| Objective |
Output an exact reproduction of the data.

| Provided entries |
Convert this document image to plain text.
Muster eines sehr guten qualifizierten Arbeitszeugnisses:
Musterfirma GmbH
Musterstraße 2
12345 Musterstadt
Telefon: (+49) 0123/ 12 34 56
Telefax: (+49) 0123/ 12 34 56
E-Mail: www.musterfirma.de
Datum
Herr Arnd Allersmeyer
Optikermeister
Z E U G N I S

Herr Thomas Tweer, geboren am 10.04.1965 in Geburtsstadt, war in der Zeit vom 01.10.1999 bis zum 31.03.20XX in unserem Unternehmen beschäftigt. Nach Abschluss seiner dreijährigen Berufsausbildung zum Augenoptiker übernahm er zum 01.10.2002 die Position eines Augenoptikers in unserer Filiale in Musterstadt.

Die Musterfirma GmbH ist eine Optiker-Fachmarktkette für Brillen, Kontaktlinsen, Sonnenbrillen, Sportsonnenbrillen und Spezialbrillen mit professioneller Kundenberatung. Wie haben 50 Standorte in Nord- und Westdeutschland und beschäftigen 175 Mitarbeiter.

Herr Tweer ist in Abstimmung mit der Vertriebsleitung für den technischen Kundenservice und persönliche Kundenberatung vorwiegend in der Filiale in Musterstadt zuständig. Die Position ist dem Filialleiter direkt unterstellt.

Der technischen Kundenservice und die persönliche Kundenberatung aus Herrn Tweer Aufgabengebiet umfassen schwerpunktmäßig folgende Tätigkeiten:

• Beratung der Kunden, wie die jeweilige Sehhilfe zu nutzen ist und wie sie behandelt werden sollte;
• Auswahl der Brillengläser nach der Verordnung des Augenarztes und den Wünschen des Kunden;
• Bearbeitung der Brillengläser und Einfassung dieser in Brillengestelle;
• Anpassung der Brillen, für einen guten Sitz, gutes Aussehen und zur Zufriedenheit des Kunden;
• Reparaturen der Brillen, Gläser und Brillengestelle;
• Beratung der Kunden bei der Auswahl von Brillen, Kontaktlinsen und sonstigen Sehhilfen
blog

| The response |
Convert this document image to plain text.
Muster eines sehr guten qualifizierten Arbeitszeugnisses:
Musterfirma GmbH
Musterstraße 2
12345 Musterstadt
Telefon: (+49) 0123/ 12 34 56
Telefax: (+49) 0123/ 12 34 56
E-Mail: www.musterfirma.de
Datum
Herr Arnd Allersmeyer
Optikermeister
Z E U G N I S

Herr Thomas Tweer, geboren am 10.04.1965 in Geburtsstadt, war in der Zeit vom 01.10.1999 bis zum 31.03.20XX in unserem Unternehmen beschäftigt. Nach Abschluss seiner dreijährigen Berufsausbildung zum Augenoptiker übernahm er zum 01.10.2002 die Position eines Augenoptikers in unserer Filiale in Musterstadt.

Die Musterfirma GmbH ist eine Optiker-Fachmarktkette für Brillen, Kontaktlinsen, Sonnenbrillen, Sportsonnenbrillen und Spezialbrillen mit professioneller Kundenberatung. Wie haben 50 Standorte in Nord- und Westdeutschland und beschäftigen 175 Mitarbeiter.

Herr Tweer ist in Abstimmung mit der Vertriebsleitung für den technischen Kundenservice und persönliche Kundenberatung vorwiegend in der Filiale in Musterstadt zuständig. Die Position ist dem Filialleiter direkt unterstellt.

Der technischen Kundenservice und die persönliche Kundenberatung aus Herrn Tweer Aufgabengebiet umfassen schwerpunktmäßig folgende Tätigkeiten:

• Beratung der Kunden, wie die jeweilige Sehhilfe zu nutzen ist und wie sie behandelt werden sollte;
• Auswahl der Brillengläser nach der Verordnung des Augenarztes und den Wünschen des Kunden;
• Bearbeitung der Brillengläser und Einfassung dieser in Brillengestelle;
• Anpassung der Brillen, für einen guten Sitz, gutes Aussehen und zur Zufriedenheit des Kunden;
• Reparaturen der Brillen, Gläser und Brillengestelle;
• Beratung der Kunden bei der Auswahl von Brillen, Kontaktlinsen und sonstigen Sehhilfen
blog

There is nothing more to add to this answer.